== DATA EXCERPTS ==

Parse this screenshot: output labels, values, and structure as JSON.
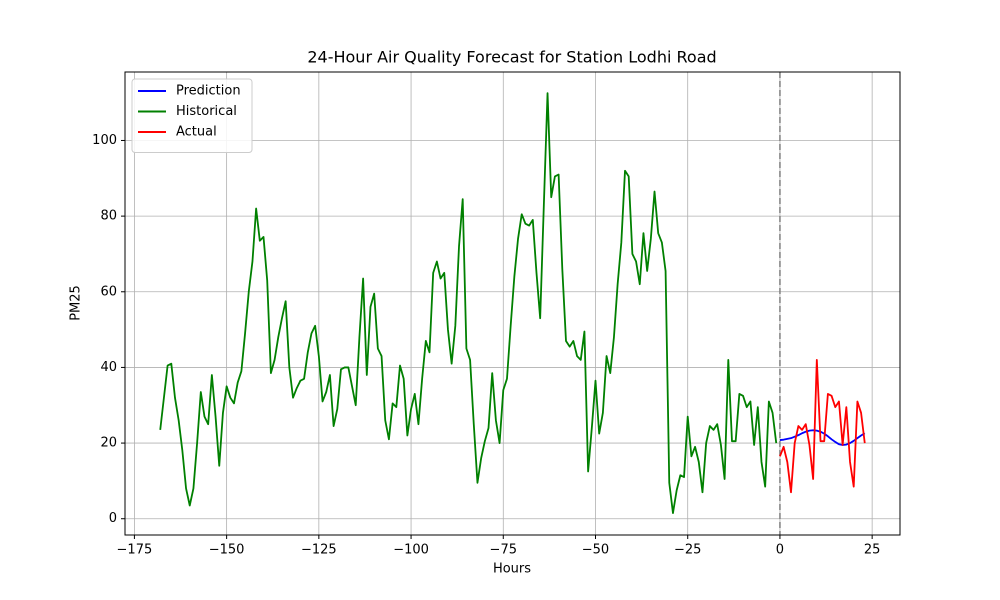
{
  "chart_data": {
    "type": "line",
    "title": "24-Hour Air Quality Forecast for Station Lodhi Road",
    "x_label": "Hours",
    "y_label": "PM25",
    "xlim": [
      -177.55,
      32.55
    ],
    "ylim": [
      -4.3,
      118.1
    ],
    "xticks": [
      {
        "value": -175,
        "label": "−175"
      },
      {
        "value": -150,
        "label": "−150"
      },
      {
        "value": -125,
        "label": "−125"
      },
      {
        "value": -100,
        "label": "−100"
      },
      {
        "value": -75,
        "label": "−75"
      },
      {
        "value": -50,
        "label": "−50"
      },
      {
        "value": -25,
        "label": "−25"
      },
      0,
      25
    ],
    "yticks": [
      0,
      20,
      40,
      60,
      80,
      100
    ],
    "grid": true,
    "legend_position": "upper-left",
    "vline": {
      "x": 0,
      "color": "gray",
      "style": "dashed"
    },
    "series": [
      {
        "name": "Prediction",
        "color": "blue",
        "x": [
          0,
          1,
          2,
          3,
          4,
          5,
          6,
          7,
          8,
          9,
          10,
          11,
          12,
          13,
          14,
          15,
          16,
          17,
          18,
          19,
          20,
          21,
          22,
          23
        ],
        "values": [
          20.8,
          20.9,
          21.1,
          21.3,
          21.7,
          22.1,
          22.6,
          23.0,
          23.3,
          23.4,
          23.3,
          23.0,
          22.5,
          21.8,
          21.0,
          20.3,
          19.7,
          19.5,
          19.6,
          20.0,
          20.6,
          21.3,
          22.0,
          22.6
        ]
      },
      {
        "name": "Historical",
        "color": "green",
        "x": [
          -168,
          -167,
          -166,
          -165,
          -164,
          -163,
          -162,
          -161,
          -160,
          -159,
          -158,
          -157,
          -156,
          -155,
          -154,
          -153,
          -152,
          -151,
          -150,
          -149,
          -148,
          -147,
          -146,
          -145,
          -144,
          -143,
          -142,
          -141,
          -140,
          -139,
          -138,
          -137,
          -136,
          -135,
          -134,
          -133,
          -132,
          -131,
          -130,
          -129,
          -128,
          -127,
          -126,
          -125,
          -124,
          -123,
          -122,
          -121,
          -120,
          -119,
          -118,
          -117,
          -116,
          -115,
          -114,
          -113,
          -112,
          -111,
          -110,
          -109,
          -108,
          -107,
          -106,
          -105,
          -104,
          -103,
          -102,
          -101,
          -100,
          -99,
          -98,
          -97,
          -96,
          -95,
          -94,
          -93,
          -92,
          -91,
          -90,
          -89,
          -88,
          -87,
          -86,
          -85,
          -84,
          -83,
          -82,
          -81,
          -80,
          -79,
          -78,
          -77,
          -76,
          -75,
          -74,
          -73,
          -72,
          -71,
          -70,
          -69,
          -68,
          -67,
          -66,
          -65,
          -64,
          -63,
          -62,
          -61,
          -60,
          -59,
          -58,
          -57,
          -56,
          -55,
          -54,
          -53,
          -52,
          -51,
          -50,
          -49,
          -48,
          -47,
          -46,
          -45,
          -44,
          -43,
          -42,
          -41,
          -40,
          -39,
          -38,
          -37,
          -36,
          -35,
          -34,
          -33,
          -32,
          -31,
          -30,
          -29,
          -28,
          -27,
          -26,
          -25,
          -24,
          -23,
          -22,
          -21,
          -20,
          -19,
          -18,
          -17,
          -16,
          -15,
          -14,
          -13,
          -12,
          -11,
          -10,
          -9,
          -8,
          -7,
          -6,
          -5,
          -4,
          -3,
          -2,
          -1
        ],
        "values": [
          23.5,
          32,
          40.5,
          41,
          32,
          26,
          18,
          8,
          3.5,
          8,
          20,
          33.5,
          27,
          25,
          38,
          27,
          14,
          28,
          35,
          32,
          30.5,
          36,
          39,
          49,
          60,
          68,
          82,
          73.5,
          74.5,
          63,
          38.5,
          42,
          48,
          53,
          57.5,
          40,
          32,
          34.5,
          36.5,
          37,
          44,
          49,
          51,
          43,
          31,
          33.5,
          38,
          24.5,
          29,
          39.5,
          40,
          40,
          35,
          30,
          48,
          63.5,
          38,
          56,
          59.5,
          45,
          43,
          26,
          21,
          30.5,
          29.5,
          40.5,
          37,
          22,
          29,
          33,
          25,
          37,
          47,
          44,
          65,
          68,
          63.5,
          65,
          50,
          41,
          51,
          72,
          84.5,
          45,
          42,
          25,
          9.5,
          16,
          20.5,
          24,
          38.5,
          26,
          20,
          34,
          37,
          51,
          64,
          74,
          80.5,
          78,
          77.5,
          79,
          65,
          53,
          83,
          112.5,
          85,
          90.5,
          91,
          66,
          47,
          45.5,
          47,
          43,
          42,
          49.5,
          12.5,
          24,
          36.5,
          22.5,
          28,
          43,
          38.5,
          48,
          62,
          73,
          92,
          90.5,
          70,
          68,
          62,
          75.5,
          65.5,
          74,
          86.5,
          75.5,
          73,
          65.5,
          9.5,
          1.5,
          7.5,
          11.5,
          11,
          27,
          16.5,
          19,
          15,
          7,
          20,
          24.5,
          23.5,
          25,
          19.5,
          10.5,
          42,
          20.5,
          20.5,
          33,
          32.5,
          29.5,
          31,
          19.5,
          29.5,
          15,
          8.5,
          31,
          28,
          20
        ]
      },
      {
        "name": "Actual",
        "color": "red",
        "x": [
          0,
          1,
          2,
          3,
          4,
          5,
          6,
          7,
          8,
          9,
          10,
          11,
          12,
          13,
          14,
          15,
          16,
          17,
          18,
          19,
          20,
          21,
          22,
          23
        ],
        "values": [
          16.5,
          19,
          15,
          7,
          20,
          24.5,
          23.5,
          25,
          19.5,
          10.5,
          42,
          20.5,
          20.5,
          33,
          32.5,
          29.5,
          31,
          19.5,
          29.5,
          15,
          8.5,
          31,
          28,
          20
        ]
      }
    ]
  }
}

===

WRITTEN EXERCISE → Count the lines above that contain the word "color". Give only the number.

ANSWER TO THIS PROBLEM → 4